◆ WHAT THE TASK ASKS ◆
Using the listing below, report all lines holding the word "example".

━━━━━━━━

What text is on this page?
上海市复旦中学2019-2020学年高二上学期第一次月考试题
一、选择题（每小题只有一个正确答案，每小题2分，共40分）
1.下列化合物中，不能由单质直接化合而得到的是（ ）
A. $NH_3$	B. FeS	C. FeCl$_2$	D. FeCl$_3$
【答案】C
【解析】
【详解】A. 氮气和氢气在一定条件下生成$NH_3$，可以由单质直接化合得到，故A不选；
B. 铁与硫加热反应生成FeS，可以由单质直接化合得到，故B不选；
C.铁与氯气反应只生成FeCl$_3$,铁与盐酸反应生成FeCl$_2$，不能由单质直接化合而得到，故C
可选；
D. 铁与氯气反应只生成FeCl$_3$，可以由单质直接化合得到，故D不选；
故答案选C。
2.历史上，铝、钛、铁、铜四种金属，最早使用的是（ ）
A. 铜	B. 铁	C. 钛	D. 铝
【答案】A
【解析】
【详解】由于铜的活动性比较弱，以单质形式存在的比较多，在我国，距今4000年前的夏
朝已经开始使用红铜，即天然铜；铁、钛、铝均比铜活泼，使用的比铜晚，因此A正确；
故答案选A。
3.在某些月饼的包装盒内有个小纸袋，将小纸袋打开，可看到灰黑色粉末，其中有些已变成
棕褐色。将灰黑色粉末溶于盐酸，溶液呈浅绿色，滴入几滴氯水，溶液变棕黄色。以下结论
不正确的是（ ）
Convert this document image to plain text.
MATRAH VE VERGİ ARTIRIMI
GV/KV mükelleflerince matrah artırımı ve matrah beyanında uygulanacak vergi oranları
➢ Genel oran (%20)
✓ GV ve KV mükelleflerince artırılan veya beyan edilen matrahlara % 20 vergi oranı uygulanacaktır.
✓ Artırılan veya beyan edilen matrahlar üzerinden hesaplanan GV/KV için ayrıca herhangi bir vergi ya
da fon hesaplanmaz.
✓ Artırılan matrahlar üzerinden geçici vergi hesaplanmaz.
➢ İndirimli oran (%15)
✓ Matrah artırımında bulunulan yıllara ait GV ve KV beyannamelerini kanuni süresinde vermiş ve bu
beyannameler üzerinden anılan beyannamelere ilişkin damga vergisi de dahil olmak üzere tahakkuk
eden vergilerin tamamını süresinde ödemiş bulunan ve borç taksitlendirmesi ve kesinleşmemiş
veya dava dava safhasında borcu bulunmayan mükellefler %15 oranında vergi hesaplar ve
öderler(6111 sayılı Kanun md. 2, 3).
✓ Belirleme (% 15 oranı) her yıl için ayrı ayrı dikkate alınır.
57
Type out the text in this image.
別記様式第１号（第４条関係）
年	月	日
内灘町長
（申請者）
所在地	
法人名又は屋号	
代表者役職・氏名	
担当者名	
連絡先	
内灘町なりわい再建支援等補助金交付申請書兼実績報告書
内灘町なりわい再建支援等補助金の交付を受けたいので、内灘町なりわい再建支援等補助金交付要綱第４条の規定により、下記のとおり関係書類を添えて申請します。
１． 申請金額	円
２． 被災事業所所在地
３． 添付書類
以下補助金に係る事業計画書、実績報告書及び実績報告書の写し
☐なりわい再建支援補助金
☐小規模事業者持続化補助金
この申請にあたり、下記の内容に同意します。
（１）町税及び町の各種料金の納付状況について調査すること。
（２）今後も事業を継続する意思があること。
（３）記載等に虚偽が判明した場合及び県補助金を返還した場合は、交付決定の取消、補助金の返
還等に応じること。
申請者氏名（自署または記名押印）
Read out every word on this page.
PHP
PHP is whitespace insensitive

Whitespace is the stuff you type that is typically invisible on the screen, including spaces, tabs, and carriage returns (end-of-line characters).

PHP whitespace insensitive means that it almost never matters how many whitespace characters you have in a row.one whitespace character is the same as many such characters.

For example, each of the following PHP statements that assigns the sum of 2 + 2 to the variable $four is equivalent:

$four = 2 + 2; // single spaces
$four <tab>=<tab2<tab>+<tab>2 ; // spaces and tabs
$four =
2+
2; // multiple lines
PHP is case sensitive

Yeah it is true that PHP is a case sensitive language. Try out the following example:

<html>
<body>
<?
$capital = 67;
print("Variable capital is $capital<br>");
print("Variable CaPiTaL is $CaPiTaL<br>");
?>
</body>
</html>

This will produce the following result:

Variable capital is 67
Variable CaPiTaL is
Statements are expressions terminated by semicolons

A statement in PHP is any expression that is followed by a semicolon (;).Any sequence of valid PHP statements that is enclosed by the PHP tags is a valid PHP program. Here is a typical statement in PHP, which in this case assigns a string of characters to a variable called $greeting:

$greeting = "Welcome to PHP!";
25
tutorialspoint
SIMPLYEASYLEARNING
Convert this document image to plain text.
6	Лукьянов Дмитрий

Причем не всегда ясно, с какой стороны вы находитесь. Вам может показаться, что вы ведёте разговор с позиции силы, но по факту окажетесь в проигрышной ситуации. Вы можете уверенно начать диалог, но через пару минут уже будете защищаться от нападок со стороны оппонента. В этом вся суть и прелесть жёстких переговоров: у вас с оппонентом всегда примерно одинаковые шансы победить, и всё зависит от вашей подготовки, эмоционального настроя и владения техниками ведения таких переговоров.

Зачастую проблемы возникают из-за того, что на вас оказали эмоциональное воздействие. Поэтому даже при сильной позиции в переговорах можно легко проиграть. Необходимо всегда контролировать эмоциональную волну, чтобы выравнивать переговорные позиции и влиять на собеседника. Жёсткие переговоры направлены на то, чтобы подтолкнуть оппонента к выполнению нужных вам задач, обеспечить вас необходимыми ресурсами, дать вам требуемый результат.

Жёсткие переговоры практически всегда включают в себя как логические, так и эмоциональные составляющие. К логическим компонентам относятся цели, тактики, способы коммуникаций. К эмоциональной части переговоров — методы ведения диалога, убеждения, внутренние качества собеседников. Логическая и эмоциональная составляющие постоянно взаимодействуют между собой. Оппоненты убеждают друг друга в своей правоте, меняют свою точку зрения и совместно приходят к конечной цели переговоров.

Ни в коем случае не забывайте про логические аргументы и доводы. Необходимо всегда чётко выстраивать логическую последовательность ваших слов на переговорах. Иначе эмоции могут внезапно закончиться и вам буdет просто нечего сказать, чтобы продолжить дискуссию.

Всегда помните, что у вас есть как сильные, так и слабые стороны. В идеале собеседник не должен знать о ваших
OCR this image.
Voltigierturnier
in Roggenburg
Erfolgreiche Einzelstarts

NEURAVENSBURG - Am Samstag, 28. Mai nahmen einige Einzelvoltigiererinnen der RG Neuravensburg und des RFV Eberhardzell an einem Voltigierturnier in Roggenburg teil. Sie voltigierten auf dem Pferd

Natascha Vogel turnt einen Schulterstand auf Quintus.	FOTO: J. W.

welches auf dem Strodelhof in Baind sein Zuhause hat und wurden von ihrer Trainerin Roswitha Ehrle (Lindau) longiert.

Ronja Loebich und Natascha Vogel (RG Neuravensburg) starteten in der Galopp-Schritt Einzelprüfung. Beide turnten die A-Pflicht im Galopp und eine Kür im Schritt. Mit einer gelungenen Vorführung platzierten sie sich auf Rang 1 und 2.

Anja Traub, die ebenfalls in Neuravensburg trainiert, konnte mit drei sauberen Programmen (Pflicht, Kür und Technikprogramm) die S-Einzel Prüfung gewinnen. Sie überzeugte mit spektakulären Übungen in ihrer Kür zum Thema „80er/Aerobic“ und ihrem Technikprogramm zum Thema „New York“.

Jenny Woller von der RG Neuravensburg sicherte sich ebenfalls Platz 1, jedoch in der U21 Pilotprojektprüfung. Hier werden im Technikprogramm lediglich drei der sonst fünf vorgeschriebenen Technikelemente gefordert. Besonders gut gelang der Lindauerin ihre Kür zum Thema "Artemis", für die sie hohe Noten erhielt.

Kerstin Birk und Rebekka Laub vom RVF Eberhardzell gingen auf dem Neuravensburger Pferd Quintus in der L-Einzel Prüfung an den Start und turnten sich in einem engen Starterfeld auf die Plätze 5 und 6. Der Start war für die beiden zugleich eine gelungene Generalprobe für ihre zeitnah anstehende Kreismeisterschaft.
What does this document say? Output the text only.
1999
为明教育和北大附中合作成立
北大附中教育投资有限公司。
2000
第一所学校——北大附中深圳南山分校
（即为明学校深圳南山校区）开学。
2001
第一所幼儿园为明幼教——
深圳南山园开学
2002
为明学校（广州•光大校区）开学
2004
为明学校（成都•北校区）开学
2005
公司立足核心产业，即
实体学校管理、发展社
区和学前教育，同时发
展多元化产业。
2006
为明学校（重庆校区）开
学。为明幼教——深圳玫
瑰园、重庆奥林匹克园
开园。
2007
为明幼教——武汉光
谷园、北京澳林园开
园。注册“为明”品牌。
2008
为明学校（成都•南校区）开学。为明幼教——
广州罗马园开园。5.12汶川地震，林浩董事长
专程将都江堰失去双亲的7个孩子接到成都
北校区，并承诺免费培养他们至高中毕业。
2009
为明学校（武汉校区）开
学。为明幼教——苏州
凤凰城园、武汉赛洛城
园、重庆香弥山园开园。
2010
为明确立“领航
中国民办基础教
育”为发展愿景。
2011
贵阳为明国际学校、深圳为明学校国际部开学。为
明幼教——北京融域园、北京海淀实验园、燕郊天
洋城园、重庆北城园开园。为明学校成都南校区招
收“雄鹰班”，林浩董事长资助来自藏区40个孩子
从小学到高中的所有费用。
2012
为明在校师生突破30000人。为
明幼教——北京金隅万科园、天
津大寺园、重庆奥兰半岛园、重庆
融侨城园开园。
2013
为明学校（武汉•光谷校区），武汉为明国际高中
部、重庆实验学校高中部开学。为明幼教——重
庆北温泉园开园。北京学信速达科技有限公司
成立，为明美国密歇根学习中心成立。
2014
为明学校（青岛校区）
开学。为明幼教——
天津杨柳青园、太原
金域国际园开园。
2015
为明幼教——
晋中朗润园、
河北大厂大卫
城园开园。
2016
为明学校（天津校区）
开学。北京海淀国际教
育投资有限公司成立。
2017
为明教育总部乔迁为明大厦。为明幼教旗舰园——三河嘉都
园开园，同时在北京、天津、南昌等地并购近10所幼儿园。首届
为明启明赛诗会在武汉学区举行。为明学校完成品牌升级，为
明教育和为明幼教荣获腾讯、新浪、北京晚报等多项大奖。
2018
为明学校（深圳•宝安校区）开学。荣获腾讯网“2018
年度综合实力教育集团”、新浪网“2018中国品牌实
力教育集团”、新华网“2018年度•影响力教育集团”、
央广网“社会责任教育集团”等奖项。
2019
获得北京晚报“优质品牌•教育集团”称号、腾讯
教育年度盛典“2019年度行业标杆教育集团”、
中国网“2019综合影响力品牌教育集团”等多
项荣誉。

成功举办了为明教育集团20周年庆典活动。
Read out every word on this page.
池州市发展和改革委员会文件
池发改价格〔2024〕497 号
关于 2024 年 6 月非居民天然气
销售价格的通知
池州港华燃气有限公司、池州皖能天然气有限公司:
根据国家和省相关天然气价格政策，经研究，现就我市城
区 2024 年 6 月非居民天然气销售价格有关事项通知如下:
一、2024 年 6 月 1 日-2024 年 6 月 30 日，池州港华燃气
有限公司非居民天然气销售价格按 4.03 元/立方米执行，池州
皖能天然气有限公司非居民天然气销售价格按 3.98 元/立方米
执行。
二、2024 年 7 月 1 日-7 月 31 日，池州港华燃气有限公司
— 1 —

━━━━━━━━

◆ ANSWER IN FULL ◆
For example, each of the following PHP statements that assigns the sum of 2 + 2 to the variable $four is equivalent:
Yeah it is true that PHP is a case sensitive language. Try out the following example:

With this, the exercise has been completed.